Extract and list every line that contains the word "text".
☆ ☆ ☆ ☆ ☆
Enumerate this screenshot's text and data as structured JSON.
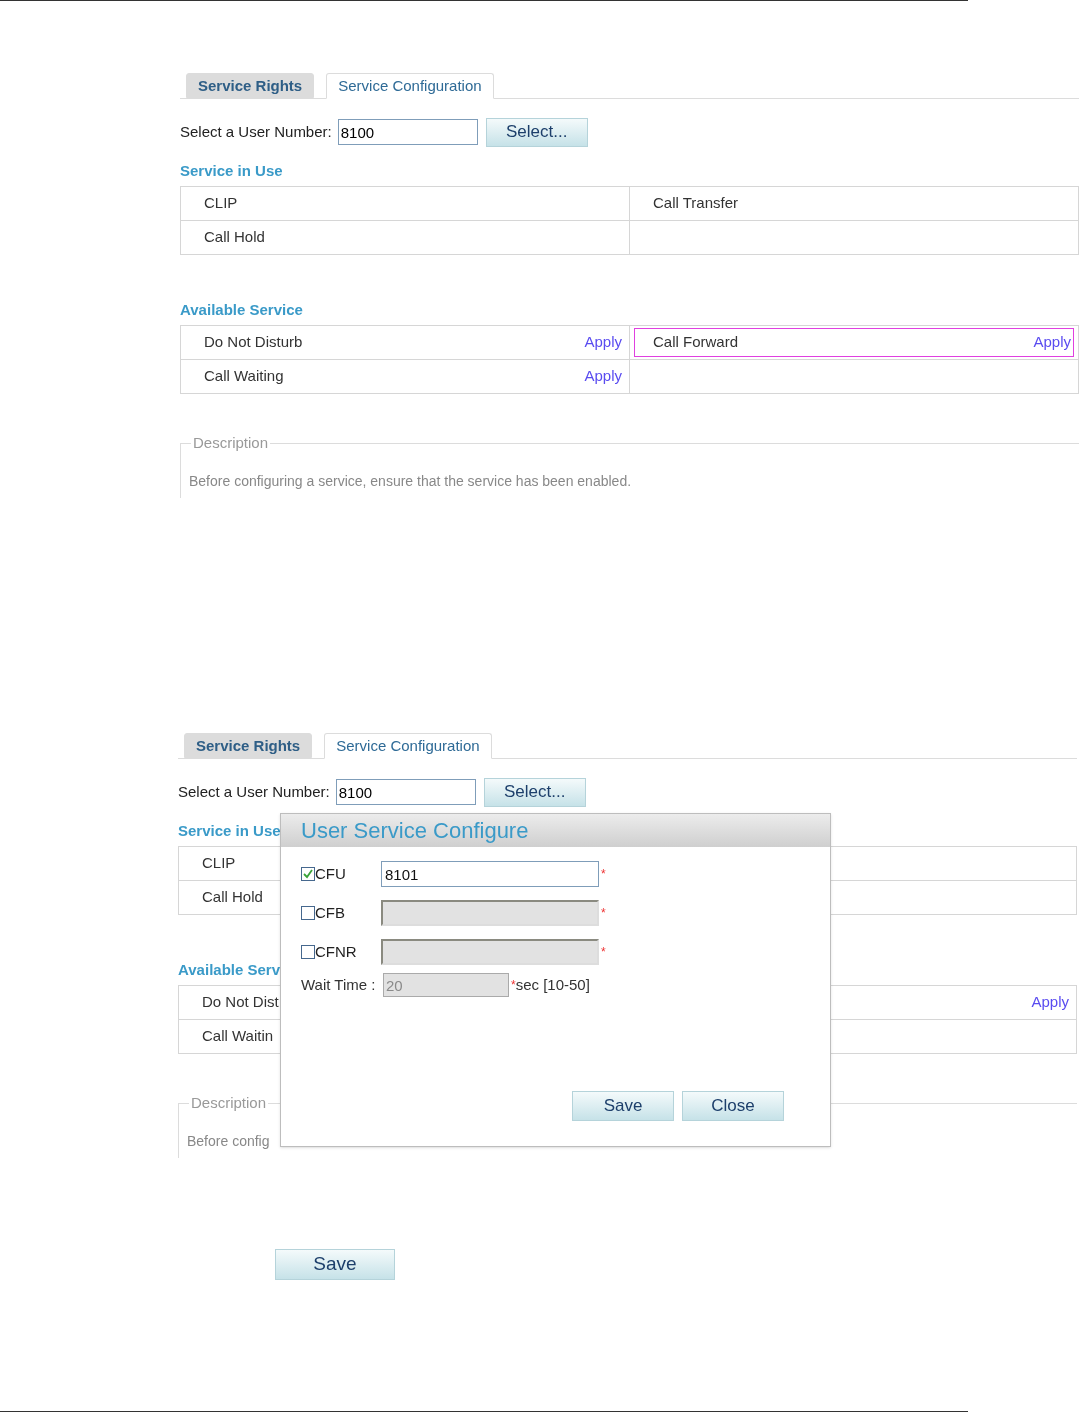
{
  "screens": [
    {
      "tabs": [
        {
          "label": "Service Rights",
          "selected": false
        },
        {
          "label": "Service Configuration",
          "selected": true
        }
      ],
      "user_number": {
        "label": "Select a User Number:",
        "value": "8100",
        "button": "Select..."
      },
      "service_in_use": {
        "title": "Service in Use",
        "rows": [
          [
            {
              "name": "CLIP"
            },
            {
              "name": "Call Transfer"
            }
          ],
          [
            {
              "name": "Call Hold"
            },
            {}
          ]
        ]
      },
      "available_service": {
        "title": "Available Service",
        "rows": [
          [
            {
              "name": "Do Not Disturb",
              "action": "Apply",
              "highlighted": false
            },
            {
              "name": "Call Forward",
              "action": "Apply",
              "highlighted": true
            }
          ],
          [
            {
              "name": "Call Waiting",
              "action": "Apply",
              "highlighted": false
            },
            {}
          ]
        ]
      },
      "description": {
        "legend": "Description",
        "text": "Before configuring a service, ensure that the service has been enabled."
      }
    },
    {
      "tabs": [
        {
          "label": "Service Rights",
          "selected": false
        },
        {
          "label": "Service Configuration",
          "selected": true
        }
      ],
      "user_number": {
        "label": "Select a User Number:",
        "value": "8100",
        "button": "Select..."
      },
      "service_in_use": {
        "title": "Service in Use",
        "rows": [
          [
            {
              "name": "CLIP"
            },
            {}
          ],
          [
            {
              "name": "Call Hold"
            },
            {}
          ]
        ]
      },
      "available_service": {
        "title": "Available Serv",
        "rows": [
          [
            {
              "name": "Do Not Dist",
              "highlighted": false
            },
            {
              "action": "Apply",
              "highlighted": false
            }
          ],
          [
            {
              "name": "Call Waitin",
              "highlighted": false
            },
            {}
          ]
        ]
      },
      "description": {
        "legend": "Description",
        "text": "Before config"
      },
      "dialog": {
        "title": "User Service Configure",
        "options": [
          {
            "label": "CFU",
            "checked": true,
            "value": "8101",
            "disabled": false,
            "required_mark": "*"
          },
          {
            "label": "CFB",
            "checked": false,
            "disabled": true,
            "required_mark": "*"
          },
          {
            "label": "CFNR",
            "checked": false,
            "disabled": true,
            "required_mark": "*"
          }
        ],
        "wait_time": {
          "label": "Wait Time :",
          "value": "20",
          "disabled": true,
          "required_mark": "*",
          "unit": "sec [10-50]"
        },
        "buttons": [
          "Save",
          "Close"
        ]
      }
    }
  ],
  "save_button": "Save"
}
☆ ☆ ☆ ☆ ☆
• **The answer**:
Enumerate this screenshot's text and data as structured JSON.
        "text": "Before configuring a service, ensure that the service has been enabled."
        "text": "Before config"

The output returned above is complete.